Short problem
Return every line below as is, leaving out the pictures.

################

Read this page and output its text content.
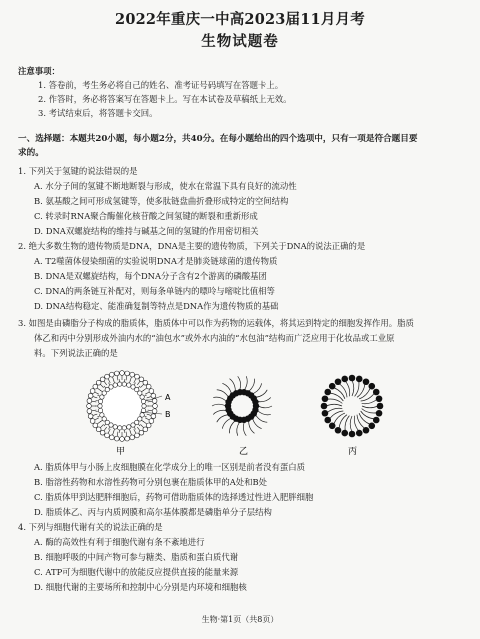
2022年重庆一中高2023届11月月考
生物试题卷
注意事项：
1. 答卷前，考生务必将自己的姓名、准考证号码填写在答题卡上。
2. 作答时，务必将答案写在答题卡上。写在本试卷及草稿纸上无效。
3. 考试结束后，将答题卡交回。
一、选择题：本题共20小题，每小题2分，共40分。在每小题给出的四个选项中，只有一项是符合题目要
求的。
1. 下列关于氢键的说法错误的是
A. 水分子间的氢键不断地断裂与形成，使水在常温下具有良好的流动性
B. 氨基酸之间可形成氢键等，使多肽链盘曲折叠形成特定的空间结构
C. 转录时RNA聚合酶催化核苷酸之间氢键的断裂和重新形成
D. DNA双螺旋结构的维持与碱基之间的氢键的作用密切相关
2. 绝大多数生物的遗传物质是DNA，DNA是主要的遗传物质，下列关于DNA的说法正确的是
A. T2噬菌体侵染细菌的实验说明DNA才是肺炎链球菌的遗传物质
B. DNA是双螺旋结构，每个DNA分子含有2个游离的磷酸基团
C. DNA的两条链互补配对，则每条单链内的嘌呤与嘧啶比值相等
D. DNA结构稳定、能准确复制等特点是DNA作为遗传物质的基础
3. 如图是由磷脂分子构成的脂质体，脂质体中可以作为药物的运载体，将其运到特定的细胞发挥作用。脂质
体乙和丙中分别形成外油内水的“油包水”或外水内油的“水包油”结构而广泛应用于化妆品或工业原
料。下列说法正确的是
A
B
甲	乙	丙
A. 脂质体甲与小肠上皮细胞膜在化学成分上的唯一区别是前者没有蛋白质
B. 脂溶性药物和水溶性药物可分别包裹在脂质体甲的A处和B处
C. 脂质体甲到达肥胖细胞后，药物可借助脂质体的选择透过性进入肥胖细胞
D. 脂质体乙、丙与内质网膜和高尔基体膜都是磷脂单分子层结构
4. 下列与细胞代谢有关的说法正确的是
A. 酶的高效性有利于细胞代谢有条不紊地进行
B. 细胞呼吸的中间产物可参与糖类、脂质和蛋白质代谢
C. ATP可为细胞代谢中的放能反应提供直接的能量来源
D. 细胞代谢的主要场所和控制中心分别是内环境和细胞核
生物·第1页（共8页）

################

Complete response
Read this page and output its text content.
2022年重庆一中高2023届11月月考
生物试题卷
注意事项：
1. 答卷前，考生务必将自己的姓名、准考证号码填写在答题卡上。
2. 作答时，务必将答案写在答题卡上。写在本试卷及草稿纸上无效。
3. 考试结束后，将答题卡交回。
一、选择题：本题共20小题，每小题2分，共40分。在每小题给出的四个选项中，只有一项是符合题目要
求的。
1. 下列关于氢键的说法错误的是
A. 水分子间的氢键不断地断裂与形成，使水在常温下具有良好的流动性
B. 氨基酸之间可形成氢键等，使多肽链盘曲折叠形成特定的空间结构
C. 转录时RNA聚合酶催化核苷酸之间氢键的断裂和重新形成
D. DNA双螺旋结构的维持与碱基之间的氢键的作用密切相关
2. 绝大多数生物的遗传物质是DNA，DNA是主要的遗传物质，下列关于DNA的说法正确的是
A. T2噬菌体侵染细菌的实验说明DNA才是肺炎链球菌的遗传物质
B. DNA是双螺旋结构，每个DNA分子含有2个游离的磷酸基团
C. DNA的两条链互补配对，则每条单链内的嘌呤与嘧啶比值相等
D. DNA结构稳定、能准确复制等特点是DNA作为遗传物质的基础
3. 如图是由磷脂分子构成的脂质体，脂质体中可以作为药物的运载体，将其运到特定的细胞发挥作用。脂质
体乙和丙中分别形成外油内水的“油包水”或外水内油的“水包油”结构而广泛应用于化妆品或工业原
料。下列说法正确的是
A
B
甲	乙	丙
A. 脂质体甲与小肠上皮细胞膜在化学成分上的唯一区别是前者没有蛋白质
B. 脂溶性药物和水溶性药物可分别包裹在脂质体甲的A处和B处
C. 脂质体甲到达肥胖细胞后，药物可借助脂质体的选择透过性进入肥胖细胞
D. 脂质体乙、丙与内质网膜和高尔基体膜都是磷脂单分子层结构
4. 下列与细胞代谢有关的说法正确的是
A. 酶的高效性有利于细胞代谢有条不紊地进行
B. 细胞呼吸的中间产物可参与糖类、脂质和蛋白质代谢
C. ATP可为细胞代谢中的放能反应提供直接的能量来源
D. 细胞代谢的主要场所和控制中心分别是内环境和细胞核
生物·第1页（共8页）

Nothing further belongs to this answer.